- Goal: Exact repetition is required: output every record in full.

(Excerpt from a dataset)
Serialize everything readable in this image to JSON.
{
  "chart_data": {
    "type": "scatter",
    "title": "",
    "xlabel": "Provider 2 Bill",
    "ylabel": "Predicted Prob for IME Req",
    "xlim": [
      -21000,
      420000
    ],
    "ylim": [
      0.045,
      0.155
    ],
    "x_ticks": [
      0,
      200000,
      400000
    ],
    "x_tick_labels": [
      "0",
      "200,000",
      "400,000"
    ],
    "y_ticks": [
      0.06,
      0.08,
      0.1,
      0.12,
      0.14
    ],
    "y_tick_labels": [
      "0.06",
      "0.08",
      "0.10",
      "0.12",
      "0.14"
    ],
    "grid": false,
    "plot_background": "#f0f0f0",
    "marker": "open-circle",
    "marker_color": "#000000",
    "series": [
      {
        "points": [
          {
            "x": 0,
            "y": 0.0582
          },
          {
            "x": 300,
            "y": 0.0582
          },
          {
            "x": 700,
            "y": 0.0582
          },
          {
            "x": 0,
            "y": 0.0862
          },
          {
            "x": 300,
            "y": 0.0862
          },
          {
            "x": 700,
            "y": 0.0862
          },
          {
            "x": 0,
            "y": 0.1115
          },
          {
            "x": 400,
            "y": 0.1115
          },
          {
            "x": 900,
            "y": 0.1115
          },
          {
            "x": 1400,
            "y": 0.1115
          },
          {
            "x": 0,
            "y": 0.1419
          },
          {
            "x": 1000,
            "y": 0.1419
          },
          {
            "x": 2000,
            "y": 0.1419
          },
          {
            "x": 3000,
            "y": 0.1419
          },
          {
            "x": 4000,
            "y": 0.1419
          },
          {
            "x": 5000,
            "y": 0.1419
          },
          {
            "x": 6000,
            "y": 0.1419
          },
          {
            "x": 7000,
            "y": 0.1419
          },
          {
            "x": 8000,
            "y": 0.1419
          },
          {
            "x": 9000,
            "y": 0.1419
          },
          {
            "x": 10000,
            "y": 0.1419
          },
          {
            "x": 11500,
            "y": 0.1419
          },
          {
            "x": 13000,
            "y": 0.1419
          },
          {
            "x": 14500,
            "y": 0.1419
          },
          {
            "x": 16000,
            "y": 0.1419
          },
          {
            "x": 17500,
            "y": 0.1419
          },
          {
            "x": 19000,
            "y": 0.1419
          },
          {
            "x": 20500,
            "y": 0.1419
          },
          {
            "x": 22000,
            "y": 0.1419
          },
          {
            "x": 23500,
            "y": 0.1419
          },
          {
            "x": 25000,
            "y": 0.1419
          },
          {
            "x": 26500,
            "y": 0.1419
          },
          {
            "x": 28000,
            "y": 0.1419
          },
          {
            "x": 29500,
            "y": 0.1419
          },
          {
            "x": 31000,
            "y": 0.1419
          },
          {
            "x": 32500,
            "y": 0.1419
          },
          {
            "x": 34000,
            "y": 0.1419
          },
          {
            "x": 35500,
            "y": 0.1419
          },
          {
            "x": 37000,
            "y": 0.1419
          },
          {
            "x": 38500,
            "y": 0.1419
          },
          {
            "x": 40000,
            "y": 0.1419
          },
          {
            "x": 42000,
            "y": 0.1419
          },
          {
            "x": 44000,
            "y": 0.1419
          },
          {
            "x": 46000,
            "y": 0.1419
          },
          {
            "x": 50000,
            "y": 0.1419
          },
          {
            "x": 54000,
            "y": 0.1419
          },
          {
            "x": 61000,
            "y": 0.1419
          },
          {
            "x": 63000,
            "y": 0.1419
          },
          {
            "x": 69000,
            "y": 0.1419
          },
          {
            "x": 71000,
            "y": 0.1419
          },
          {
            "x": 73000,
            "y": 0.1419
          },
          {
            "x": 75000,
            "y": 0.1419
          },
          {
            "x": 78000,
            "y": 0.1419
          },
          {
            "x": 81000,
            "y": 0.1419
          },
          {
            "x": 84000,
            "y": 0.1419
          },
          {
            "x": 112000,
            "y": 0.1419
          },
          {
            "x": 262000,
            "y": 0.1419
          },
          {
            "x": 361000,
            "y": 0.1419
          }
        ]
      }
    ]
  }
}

- Problem solution:
Serialize everything readable in this image to JSON.
{
  "chart_data": {
    "type": "scatter",
    "title": "",
    "xlabel": "Provider 2 Bill",
    "ylabel": "Predicted Prob for IME Req",
    "xlim": [
      -21000,
      420000
    ],
    "ylim": [
      0.045,
      0.155
    ],
    "x_ticks": [
      0,
      200000,
      400000
    ],
    "x_tick_labels": [
      "0",
      "200,000",
      "400,000"
    ],
    "y_ticks": [
      0.06,
      0.08,
      0.1,
      0.12,
      0.14
    ],
    "y_tick_labels": [
      "0.06",
      "0.08",
      "0.10",
      "0.12",
      "0.14"
    ],
    "grid": false,
    "plot_background": "#f0f0f0",
    "marker": "open-circle",
    "marker_color": "#000000",
    "series": [
      {
        "points": [
          {
            "x": 0,
            "y": 0.0582
          },
          {
            "x": 300,
            "y": 0.0582
          },
          {
            "x": 700,
            "y": 0.0582
          },
          {
            "x": 0,
            "y": 0.0862
          },
          {
            "x": 300,
            "y": 0.0862
          },
          {
            "x": 700,
            "y": 0.0862
          },
          {
            "x": 0,
            "y": 0.1115
          },
          {
            "x": 400,
            "y": 0.1115
          },
          {
            "x": 900,
            "y": 0.1115
          },
          {
            "x": 1400,
            "y": 0.1115
          },
          {
            "x": 0,
            "y": 0.1419
          },
          {
            "x": 1000,
            "y": 0.1419
          },
          {
            "x": 2000,
            "y": 0.1419
          },
          {
            "x": 3000,
            "y": 0.1419
          },
          {
            "x": 4000,
            "y": 0.1419
          },
          {
            "x": 5000,
            "y": 0.1419
          },
          {
            "x": 6000,
            "y": 0.1419
          },
          {
            "x": 7000,
            "y": 0.1419
          },
          {
            "x": 8000,
            "y": 0.1419
          },
          {
            "x": 9000,
            "y": 0.1419
          },
          {
            "x": 10000,
            "y": 0.1419
          },
          {
            "x": 11500,
            "y": 0.1419
          },
          {
            "x": 13000,
            "y": 0.1419
          },
          {
            "x": 14500,
            "y": 0.1419
          },
          {
            "x": 16000,
            "y": 0.1419
          },
          {
            "x": 17500,
            "y": 0.1419
          },
          {
            "x": 19000,
            "y": 0.1419
          },
          {
            "x": 20500,
            "y": 0.1419
          },
          {
            "x": 22000,
            "y": 0.1419
          },
          {
            "x": 23500,
            "y": 0.1419
          },
          {
            "x": 25000,
            "y": 0.1419
          },
          {
            "x": 26500,
            "y": 0.1419
          },
          {
            "x": 28000,
            "y": 0.1419
          },
          {
            "x": 29500,
            "y": 0.1419
          },
          {
            "x": 31000,
            "y": 0.1419
          },
          {
            "x": 32500,
            "y": 0.1419
          },
          {
            "x": 34000,
            "y": 0.1419
          },
          {
            "x": 35500,
            "y": 0.1419
          },
          {
            "x": 37000,
            "y": 0.1419
          },
          {
            "x": 38500,
            "y": 0.1419
          },
          {
            "x": 40000,
            "y": 0.1419
          },
          {
            "x": 42000,
            "y": 0.1419
          },
          {
            "x": 44000,
            "y": 0.1419
          },
          {
            "x": 46000,
            "y": 0.1419
          },
          {
            "x": 50000,
            "y": 0.1419
          },
          {
            "x": 54000,
            "y": 0.1419
          },
          {
            "x": 61000,
            "y": 0.1419
          },
          {
            "x": 63000,
            "y": 0.1419
          },
          {
            "x": 69000,
            "y": 0.1419
          },
          {
            "x": 71000,
            "y": 0.1419
          },
          {
            "x": 73000,
            "y": 0.1419
          },
          {
            "x": 75000,
            "y": 0.1419
          },
          {
            "x": 78000,
            "y": 0.1419
          },
          {
            "x": 81000,
            "y": 0.1419
          },
          {
            "x": 84000,
            "y": 0.1419
          },
          {
            "x": 112000,
            "y": 0.1419
          },
          {
            "x": 262000,
            "y": 0.1419
          },
          {
            "x": 361000,
            "y": 0.1419
          }
        ]
      }
    ]
  }
}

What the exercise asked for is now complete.